++++ Information provided ++++
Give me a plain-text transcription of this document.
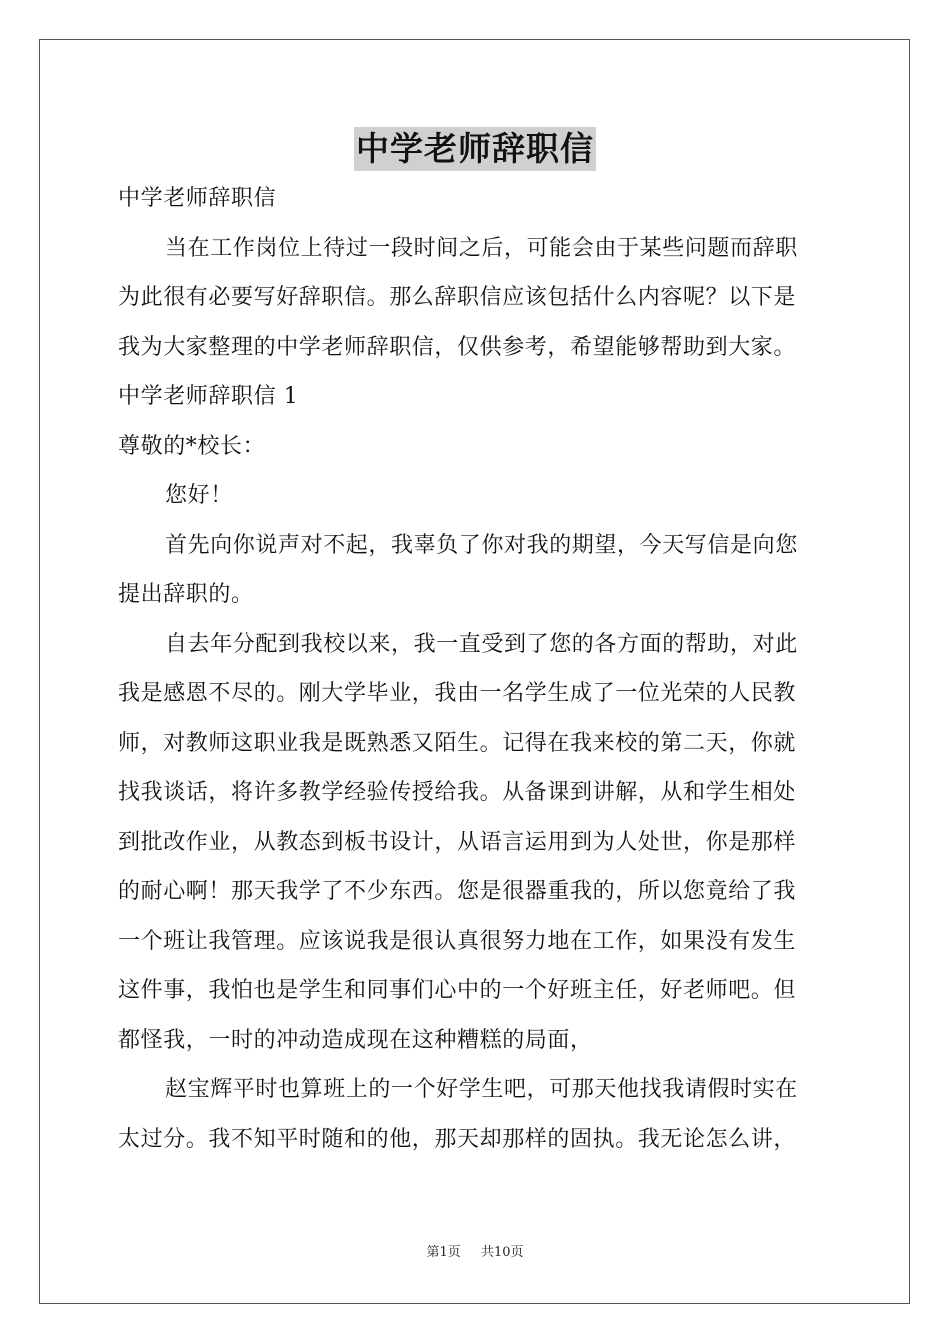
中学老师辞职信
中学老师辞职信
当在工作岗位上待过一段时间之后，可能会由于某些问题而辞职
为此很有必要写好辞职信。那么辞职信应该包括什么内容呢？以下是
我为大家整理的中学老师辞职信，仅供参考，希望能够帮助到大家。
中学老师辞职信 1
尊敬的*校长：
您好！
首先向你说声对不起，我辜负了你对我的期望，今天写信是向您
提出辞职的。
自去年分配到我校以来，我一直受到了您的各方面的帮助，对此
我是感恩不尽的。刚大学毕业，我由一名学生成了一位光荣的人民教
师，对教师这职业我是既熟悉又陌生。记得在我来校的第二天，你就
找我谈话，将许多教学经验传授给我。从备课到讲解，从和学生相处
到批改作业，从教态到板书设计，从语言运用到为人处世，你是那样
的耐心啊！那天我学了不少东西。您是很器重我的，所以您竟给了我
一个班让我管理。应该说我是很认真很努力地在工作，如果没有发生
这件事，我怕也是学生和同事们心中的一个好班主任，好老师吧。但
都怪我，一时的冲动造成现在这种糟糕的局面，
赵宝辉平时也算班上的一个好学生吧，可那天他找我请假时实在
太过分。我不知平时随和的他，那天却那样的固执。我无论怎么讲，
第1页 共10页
++++
Go through the entries above and print each one exactly, minus the pictures.

Give me a plain-text transcription of this document.
中学老师辞职信
中学老师辞职信
当在工作岗位上待过一段时间之后，可能会由于某些问题而辞职
为此很有必要写好辞职信。那么辞职信应该包括什么内容呢？以下是
我为大家整理的中学老师辞职信，仅供参考，希望能够帮助到大家。
中学老师辞职信 1
尊敬的*校长：
您好！
首先向你说声对不起，我辜负了你对我的期望，今天写信是向您
提出辞职的。
自去年分配到我校以来，我一直受到了您的各方面的帮助，对此
我是感恩不尽的。刚大学毕业，我由一名学生成了一位光荣的人民教
师，对教师这职业我是既熟悉又陌生。记得在我来校的第二天，你就
找我谈话，将许多教学经验传授给我。从备课到讲解，从和学生相处
到批改作业，从教态到板书设计，从语言运用到为人处世，你是那样
的耐心啊！那天我学了不少东西。您是很器重我的，所以您竟给了我
一个班让我管理。应该说我是很认真很努力地在工作，如果没有发生
这件事，我怕也是学生和同事们心中的一个好班主任，好老师吧。但
都怪我，一时的冲动造成现在这种糟糕的局面，
赵宝辉平时也算班上的一个好学生吧，可那天他找我请假时实在
太过分。我不知平时随和的他，那天却那样的固执。我无论怎么讲，
第1页 共10页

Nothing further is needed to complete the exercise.